STATED GOAL: Scan the lines below for "text"; report the number of lines that contain it, and only that.

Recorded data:
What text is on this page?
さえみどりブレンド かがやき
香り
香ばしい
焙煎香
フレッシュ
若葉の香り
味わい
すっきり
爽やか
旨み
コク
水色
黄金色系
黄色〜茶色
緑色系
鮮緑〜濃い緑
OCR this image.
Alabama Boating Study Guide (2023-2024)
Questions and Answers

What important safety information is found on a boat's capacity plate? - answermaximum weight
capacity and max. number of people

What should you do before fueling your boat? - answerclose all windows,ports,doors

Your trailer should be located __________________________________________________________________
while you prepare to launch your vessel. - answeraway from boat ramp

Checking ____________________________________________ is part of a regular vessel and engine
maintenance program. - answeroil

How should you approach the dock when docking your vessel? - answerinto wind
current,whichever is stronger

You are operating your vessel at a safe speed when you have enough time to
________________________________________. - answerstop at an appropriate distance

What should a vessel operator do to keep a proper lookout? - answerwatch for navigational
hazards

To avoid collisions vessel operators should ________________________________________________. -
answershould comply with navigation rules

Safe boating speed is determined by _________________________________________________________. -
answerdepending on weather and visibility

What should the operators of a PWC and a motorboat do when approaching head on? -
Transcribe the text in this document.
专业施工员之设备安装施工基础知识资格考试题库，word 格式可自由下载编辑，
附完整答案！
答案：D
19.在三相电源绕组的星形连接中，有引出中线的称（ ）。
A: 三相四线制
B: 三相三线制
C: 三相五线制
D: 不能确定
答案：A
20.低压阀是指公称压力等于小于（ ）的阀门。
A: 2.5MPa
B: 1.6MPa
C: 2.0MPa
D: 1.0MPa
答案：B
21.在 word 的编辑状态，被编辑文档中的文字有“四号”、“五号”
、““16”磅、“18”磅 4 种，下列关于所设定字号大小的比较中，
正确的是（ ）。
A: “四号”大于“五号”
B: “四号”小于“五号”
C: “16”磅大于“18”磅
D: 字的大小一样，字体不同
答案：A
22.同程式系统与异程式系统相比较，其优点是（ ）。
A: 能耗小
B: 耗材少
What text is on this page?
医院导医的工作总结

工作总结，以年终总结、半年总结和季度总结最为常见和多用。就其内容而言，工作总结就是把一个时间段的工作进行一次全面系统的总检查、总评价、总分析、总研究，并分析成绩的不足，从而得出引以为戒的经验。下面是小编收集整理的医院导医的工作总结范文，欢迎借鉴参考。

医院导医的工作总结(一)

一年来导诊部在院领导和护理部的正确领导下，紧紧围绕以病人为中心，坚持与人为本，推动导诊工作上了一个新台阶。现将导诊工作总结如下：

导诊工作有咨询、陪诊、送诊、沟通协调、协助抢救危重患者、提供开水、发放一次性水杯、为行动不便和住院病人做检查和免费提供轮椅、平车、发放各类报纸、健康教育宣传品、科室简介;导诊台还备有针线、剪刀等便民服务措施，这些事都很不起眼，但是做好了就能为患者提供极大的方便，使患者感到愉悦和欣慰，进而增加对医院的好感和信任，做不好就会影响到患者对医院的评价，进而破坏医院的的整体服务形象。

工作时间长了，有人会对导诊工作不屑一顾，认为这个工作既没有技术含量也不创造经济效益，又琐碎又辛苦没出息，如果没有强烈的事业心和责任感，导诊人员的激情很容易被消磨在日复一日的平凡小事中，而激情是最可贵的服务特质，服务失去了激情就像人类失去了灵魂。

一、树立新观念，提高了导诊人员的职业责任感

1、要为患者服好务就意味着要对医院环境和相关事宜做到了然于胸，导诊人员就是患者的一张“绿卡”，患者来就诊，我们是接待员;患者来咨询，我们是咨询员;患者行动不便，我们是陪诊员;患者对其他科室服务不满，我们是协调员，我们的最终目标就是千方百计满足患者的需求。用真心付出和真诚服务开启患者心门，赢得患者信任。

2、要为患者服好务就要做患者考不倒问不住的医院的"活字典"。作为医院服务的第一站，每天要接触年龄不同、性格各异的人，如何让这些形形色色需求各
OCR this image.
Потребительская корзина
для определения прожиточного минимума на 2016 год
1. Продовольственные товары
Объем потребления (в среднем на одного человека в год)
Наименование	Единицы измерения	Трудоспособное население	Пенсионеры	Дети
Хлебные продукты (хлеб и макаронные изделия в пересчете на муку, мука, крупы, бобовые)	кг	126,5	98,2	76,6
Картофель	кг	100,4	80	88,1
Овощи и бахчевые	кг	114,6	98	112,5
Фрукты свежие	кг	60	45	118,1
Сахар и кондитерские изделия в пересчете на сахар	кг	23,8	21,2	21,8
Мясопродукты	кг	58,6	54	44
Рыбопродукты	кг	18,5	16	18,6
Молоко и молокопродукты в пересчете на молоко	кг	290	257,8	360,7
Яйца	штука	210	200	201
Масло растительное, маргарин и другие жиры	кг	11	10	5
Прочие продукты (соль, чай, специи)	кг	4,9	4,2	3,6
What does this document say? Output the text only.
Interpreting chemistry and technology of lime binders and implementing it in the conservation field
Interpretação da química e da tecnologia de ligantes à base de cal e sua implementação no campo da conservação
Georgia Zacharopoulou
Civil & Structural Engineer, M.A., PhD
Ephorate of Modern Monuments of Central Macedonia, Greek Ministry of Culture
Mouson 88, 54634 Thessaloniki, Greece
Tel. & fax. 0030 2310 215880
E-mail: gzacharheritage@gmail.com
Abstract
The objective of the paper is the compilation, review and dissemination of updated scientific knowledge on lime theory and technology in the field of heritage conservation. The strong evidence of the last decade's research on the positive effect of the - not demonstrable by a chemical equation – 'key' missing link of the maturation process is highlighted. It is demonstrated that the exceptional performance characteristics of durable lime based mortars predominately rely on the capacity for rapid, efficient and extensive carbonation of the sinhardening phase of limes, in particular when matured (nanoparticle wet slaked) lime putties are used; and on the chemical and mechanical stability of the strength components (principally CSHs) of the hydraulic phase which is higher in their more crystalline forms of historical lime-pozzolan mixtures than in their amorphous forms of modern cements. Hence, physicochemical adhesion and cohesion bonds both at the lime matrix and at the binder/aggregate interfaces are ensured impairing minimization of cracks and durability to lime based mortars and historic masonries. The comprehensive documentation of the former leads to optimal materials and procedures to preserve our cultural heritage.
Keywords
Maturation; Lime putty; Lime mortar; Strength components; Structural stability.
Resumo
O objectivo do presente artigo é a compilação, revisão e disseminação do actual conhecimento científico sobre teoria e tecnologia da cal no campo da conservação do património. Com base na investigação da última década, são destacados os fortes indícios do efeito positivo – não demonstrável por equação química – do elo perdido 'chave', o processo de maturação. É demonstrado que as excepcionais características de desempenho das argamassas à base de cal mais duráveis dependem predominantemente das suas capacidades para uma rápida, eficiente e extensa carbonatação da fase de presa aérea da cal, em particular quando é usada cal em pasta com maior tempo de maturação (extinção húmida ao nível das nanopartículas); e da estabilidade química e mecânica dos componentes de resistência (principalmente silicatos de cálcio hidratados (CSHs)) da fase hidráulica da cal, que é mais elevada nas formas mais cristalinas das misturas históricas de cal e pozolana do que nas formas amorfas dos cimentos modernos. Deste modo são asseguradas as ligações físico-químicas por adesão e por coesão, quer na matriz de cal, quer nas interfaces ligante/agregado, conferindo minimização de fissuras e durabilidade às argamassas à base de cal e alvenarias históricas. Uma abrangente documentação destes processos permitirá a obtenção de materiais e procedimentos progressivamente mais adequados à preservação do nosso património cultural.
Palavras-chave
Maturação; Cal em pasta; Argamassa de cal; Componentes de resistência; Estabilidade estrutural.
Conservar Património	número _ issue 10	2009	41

THE REPLY: 4